* **Your instructions**:
Copy every line in which the string "本体短响一声" occurs.
── Supplied material
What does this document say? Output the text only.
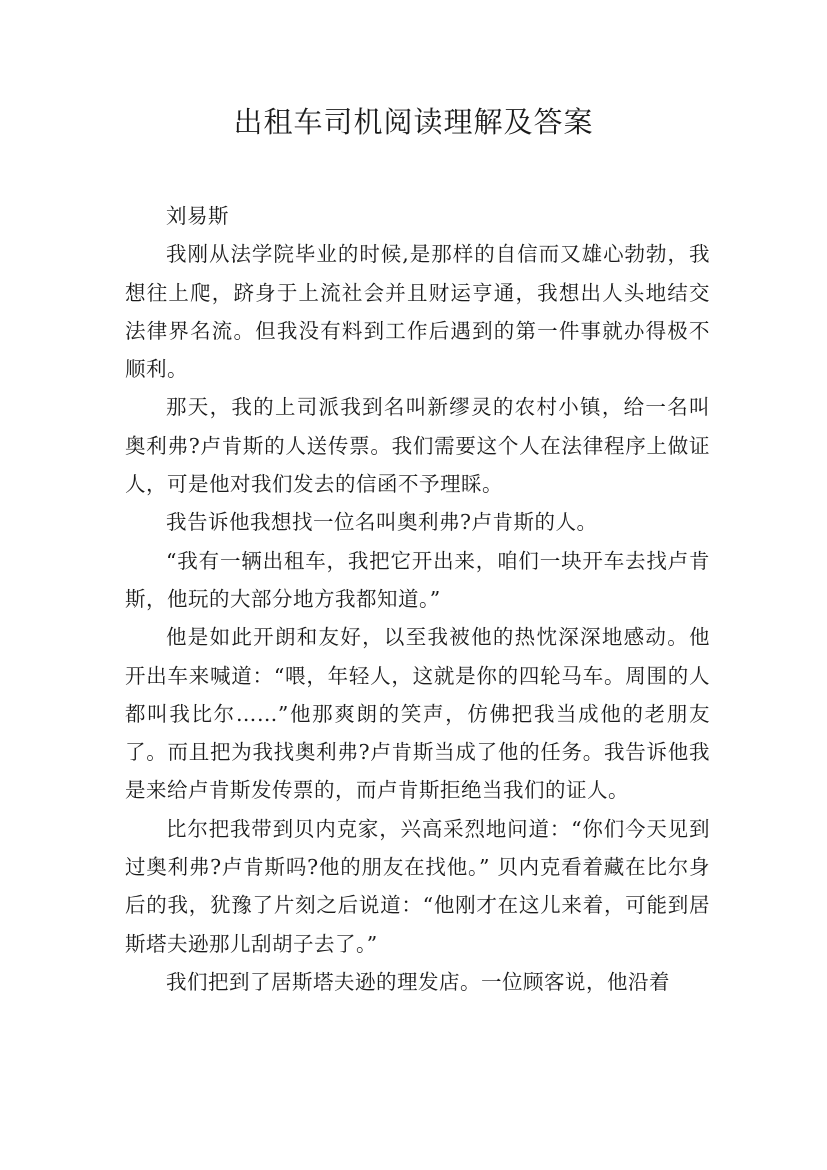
出租车司机阅读理解及答案

刘易斯

我刚从法学院毕业的时候,是那样的自信而又雄心勃勃，我想往上爬，跻身于上流社会并且财运亨通，我想出人头地结交法律界名流。但我没有料到工作后遇到的第一件事就办得极不顺利。

那天，我的上司派我到名叫新缪灵的农村小镇，给一名叫奥利弗?卢肯斯的人送传票。我们需要这个人在法律程序上做证人，可是他对我们发去的信函不予理睬。

我告诉他我想找一位名叫奥利弗?卢肯斯的人。

“我有一辆出租车，我把它开出来，咱们一块开车去找卢肯斯，他玩的大部分地方我都知道。”

他是如此开朗和友好，以至我被他的热忱深深地感动。他开出车来喊道：“喂，年轻人，这就是你的四轮马车。周围的人都叫我比尔……”他那爽朗的笑声，仿佛把我当成他的老朋友了。而且把为我找奥利弗?卢肯斯当成了他的任务。我告诉他我是来给卢肯斯发传票的，而卢肯斯拒绝当我们的证人。

比尔把我带到贝内克家，兴高采烈地问道：“你们今天见到过奥利弗?卢肯斯吗?他的朋友在找他。” 贝内克看着藏在比尔身后的我，犹豫了片刻之后说道：“他刚才在这儿来着，可能到居斯塔夫逊那儿刮胡子去了。”

我们把到了居斯塔夫逊的理发店。一位顾客说，他沿着
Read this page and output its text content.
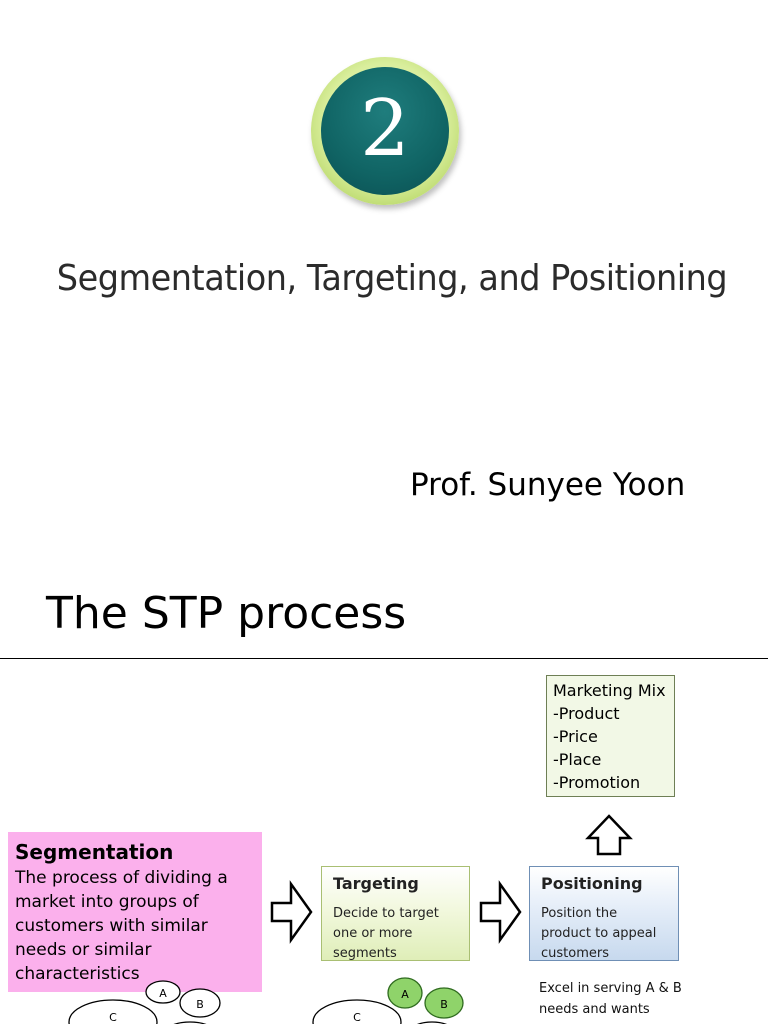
2
Segmentation, Targeting, and Positioning
Prof. Sunyee Yoon
The STP process
Marketing Mix
-Product
-Price
-Place
-Promotion
Segmentation
The process of dividing a market into groups of customers with similar needs or similar characteristics
Targeting
Decide to target one or more segments
Positioning
Position the product to appeal customers
Excel in serving A & B needs and wants
A
B
C
A
B
C
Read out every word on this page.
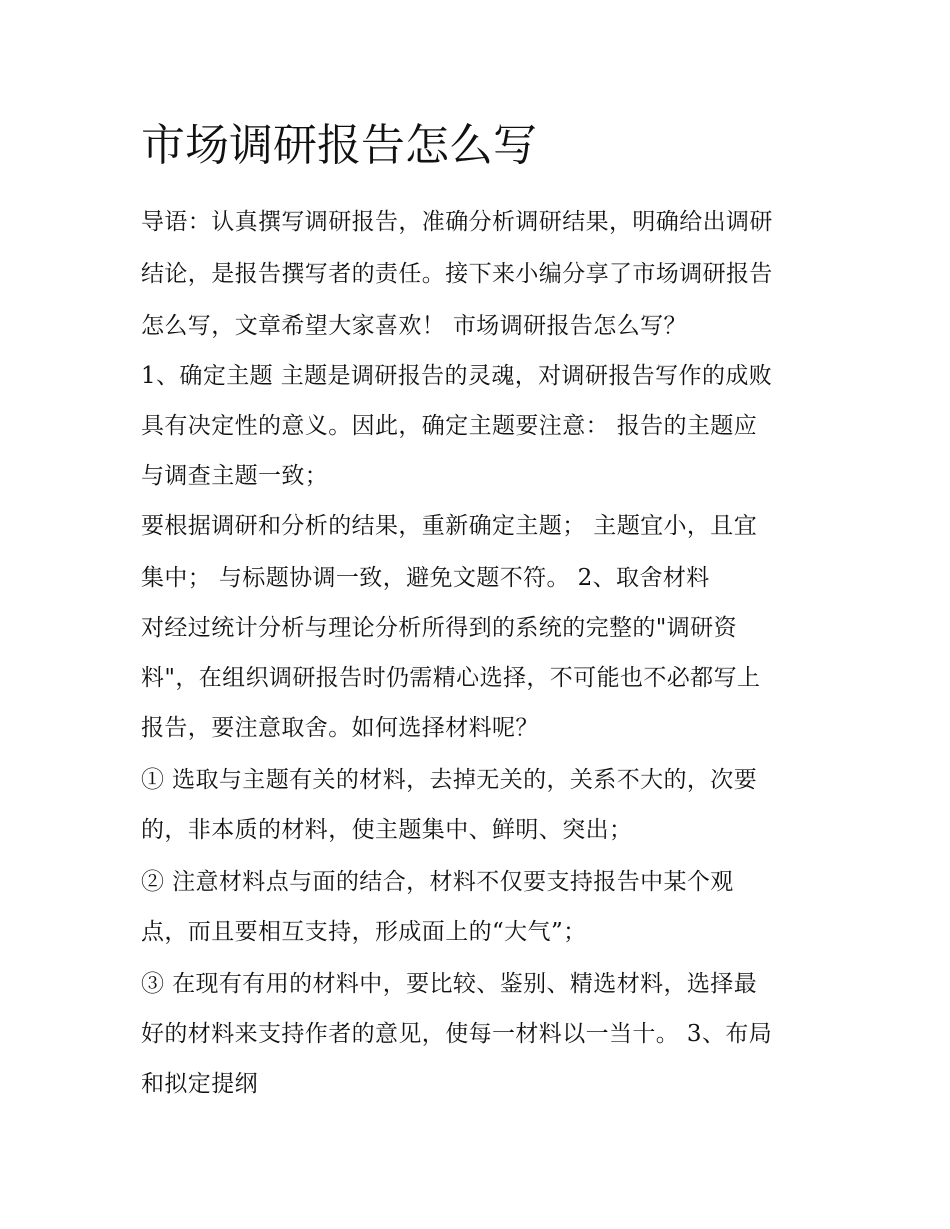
市场调研报告怎么写

导语：认真撰写调研报告，准确分析调研结果，明确给出调研

结论，是报告撰写者的责任。接下来小编分享了市场调研报告

怎么写，文章希望大家喜欢！ 市场调研报告怎么写？

1、确定主题 主题是调研报告的灵魂，对调研报告写作的成败

具有决定性的意义。因此，确定主题要注意： 报告的主题应

与调查主题一致；

要根据调研和分析的结果，重新确定主题； 主题宜小，且宜

集中； 与标题协调一致，避免文题不符。 2、取舍材料

对经过统计分析与理论分析所得到的系统的完整的"调研资

料"，在组织调研报告时仍需精心选择，不可能也不必都写上

报告，要注意取舍。如何选择材料呢？

① 选取与主题有关的材料，去掉无关的，关系不大的，次要

的，非本质的材料，使主题集中、鲜明、突出；

② 注意材料点与面的结合，材料不仅要支持报告中某个观

点，而且要相互支持，形成面上的“大气”；

③ 在现有有用的材料中，要比较、鉴别、精选材料，选择最

好的材料来支持作者的意见，使每一材料以一当十。 3、布局

和拟定提纲
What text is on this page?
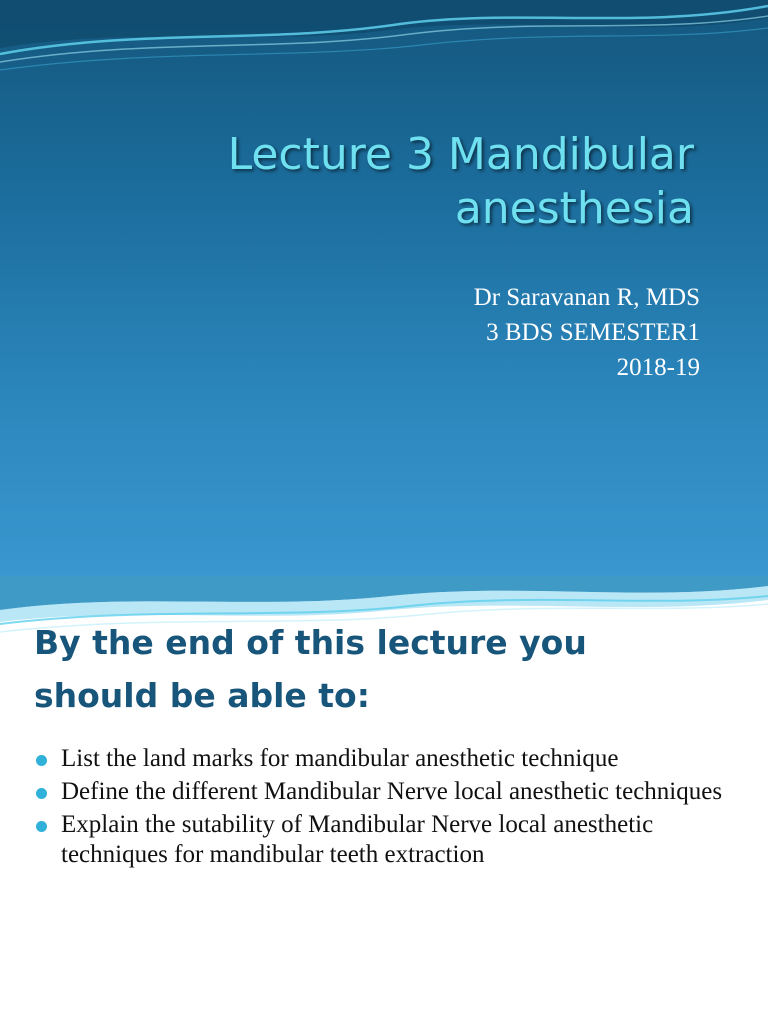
Lecture 3 Mandibular
anesthesia
Dr Saravanan R, MDS
3 BDS SEMESTER1
2018-19
By the end of this lecture you
should be able to:
List the land marks for mandibular anesthetic technique
Define the different Mandibular Nerve local anesthetic techniques
Explain the sutability of Mandibular Nerve local anesthetic techniques for mandibular teeth extraction
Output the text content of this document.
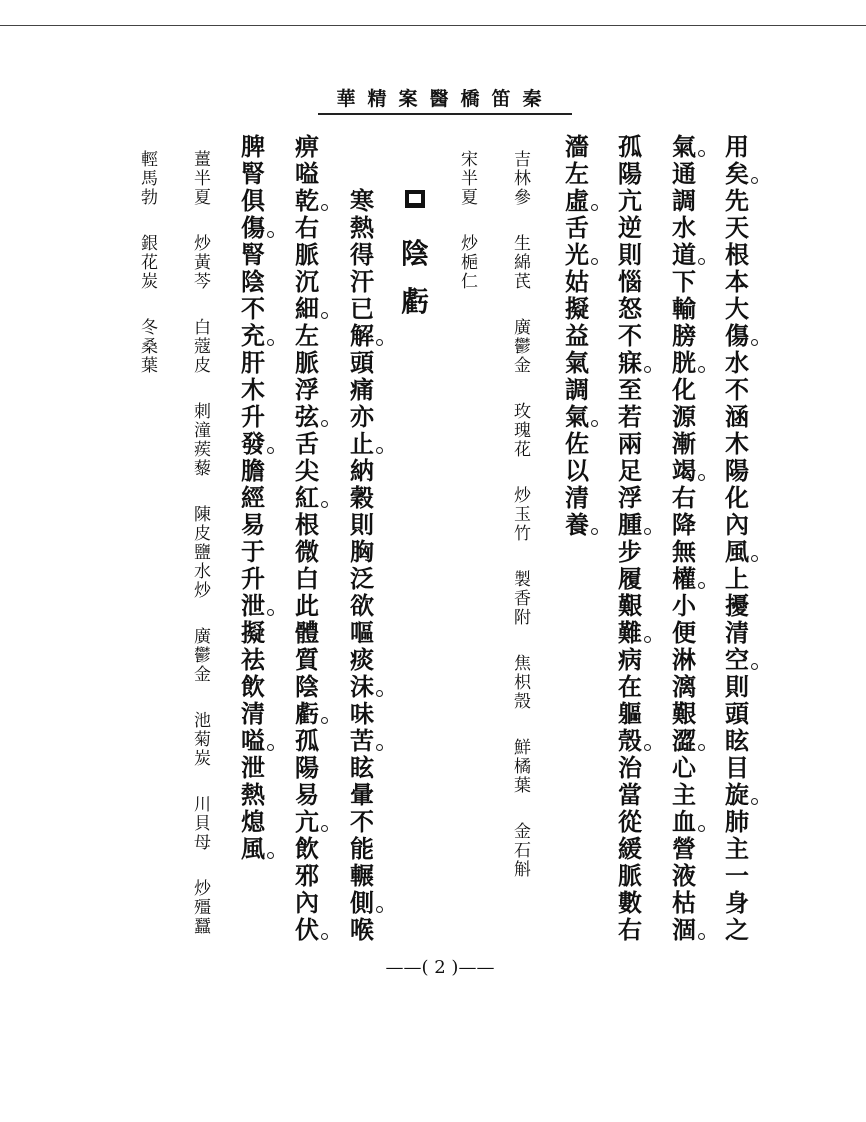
秦笛橋醫案精華
用
矣
先
天
根
本
大
傷
水
不
涵
木
陽
化
內
風
上
擾
清
空
則
頭
眩
目
旋
肺
主
一
身
之
氣
通
調
水
道
下
輸
膀
胱
化
源
漸
竭
右
降
無
權
小
便
淋
漓
艱
澀
心
主
血
營
液
枯
涸
孤
陽
亢
逆
則
惱
怒
不
寐
至
若
兩
足
浮
腫
步
履
艱
難
病
在
軀
殼
治
當
從
緩
脈
數
右
濇
左
虛
舌
光
姑
擬
益
氣
調
氣
佐
以
清
養
吉林參
生綿芪
廣鬱金
玫瑰花
炒玉竹
製香附
焦枳殼
鮮橘葉
金石斛
宋半夏
炒梔仁
陰
虧
寒
熱
得
汗
已
解
頭
痛
亦
止
納
穀
則
胸
泛
欲
嘔
痰
沫
味
苦
眩
暈
不
能
輾
側
喉
痹
嗌
乾
右
脈
沉
細
左
脈
浮
弦
舌
尖
紅
根
微
白
此
體
質
陰
虧
孤
陽
易
亢
飲
邪
內
伏
脾
腎
俱
傷
腎
陰
不
充
肝
木
升
發
膽
經
易
于
升
泄
擬
祛
飲
清
嗌
泄
熱
熄
風
薑半夏
炒黃芩
白蔻皮
刺潼蒺藜
陳皮鹽水炒
廣鬱金
池菊炭
川貝母
炒殭蠶
輕馬勃
銀花炭
冬桑葉
——( 2 )——
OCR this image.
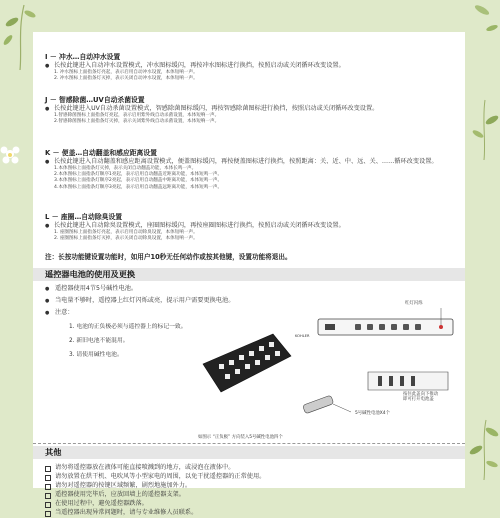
I － 冲水…自动冲水设置
● 长按此键进入自动冲水设置模式，冲水图标缓闪，再按冲水图标进行换挡，按照启动或关闭循环改变设置。
1. 冲水图标上面指条灯亮起，表示启用自动冲水设置，本体短响一声。
2. 冲水图标上面指条灯灭掉，表示关闭自动冲水设置，本体短响一声。
J － 智感除菌…UV自动杀菌设置
● 长按此键进入UV自动杀菌设置模式，智感除菌图标缓闪，再按智感除菌图标进行换挡，按照启动或关闭循环改变设置。
1.智感除菌图标上面指条灯亮起，表示启用紫外线自动杀菌设置，本体短响一声。
2.智感除菌图标上面指条灯灭掉，表示关闭紫外线自动杀菌设置，本体短响一声。
K － 便盖…自动翻盖和感应距离设置
● 长按此键进入自动翻盖和感应距离设置模式，便盖图标缓闪，再按便盖图标进行换挡，按照距离：关、近、中、远、关、……循环改变设置。
1.本体图标上面指条灯灭掉，表示关闭自动翻盖功能，本体长鸣一声。
2.本体图标上面指条灯顺序1亮起，表示启用自动翻盖近距离功能，本体短鸣一声。
3.本体图标上面指条灯顺序2亮起，表示启用自动翻盖中距离功能，本体短鸣一声。
4.本体图标上面指条灯顺序3亮起，表示启用自动翻盖远距离功能，本体短鸣一声。
L － 座圈…自动除臭设置
● 长按此键进入自动除臭设置模式，座圈图标缓闪，再按座圈图标进行换挡，按照启动或关闭循环改变设置。
1. 座圈图标上面指条灯亮起，表示启用自动除臭设置，本体短响一声。
2. 座圈图标上面指条灯灭掉，表示关闭自动除臭设置，本体短响一声。
注：长按功能键设置功能时，如用户10秒无任何动作或按其他键，设置功能将退出。
遥控器电池的使用及更换
● 遥控器使用4节5号碱性电池。
● 当电量不够时，遥控器上红灯闪烁或亮，提示用户需要更换电池。
● 注意：
1. 电池的正负极必须与遥控器上的标记一致。
2. 新旧电池不能混用。
3. 请使用碱性电池。
红灯闪烁
KOHLER
5号碱性电池X4个
按住此盖向下推动
即可打开电池盖
如图示 “正负极” 方向装入5号碱性电池四个
其他
请勿将遥控器放在液体可能直接喷溅到的地方，或浸泡在液体中。
请勿放置在烘干机、电吹风等小型家电的周围，以免干扰遥控器的正常使用。
请勿对遥控器的按键区域频繁，剧烈地施加外力。
遥控器使用完毕后，应放回墙上的遥控器支架。
在使用过程中，避免遥控器跌落。
当遥控器出现异常问题时，请与专业维修人员联系。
────
* **Solved problem**:
1. 冲水图标上面指条灯亮起，表示启用自动冲水设置，本体短响一声。
2. 冲水图标上面指条灯灭掉，表示关闭自动冲水设置，本体短响一声。
1.智感除菌图标上面指条灯亮起，表示启用紫外线自动杀菌设置，本体短响一声。
2.智感除菌图标上面指条灯灭掉，表示关闭紫外线自动杀菌设置，本体短响一声。
1. 座圈图标上面指条灯亮起，表示启用自动除臭设置，本体短响一声。
2. 座圈图标上面指条灯灭掉，表示关闭自动除臭设置，本体短响一声。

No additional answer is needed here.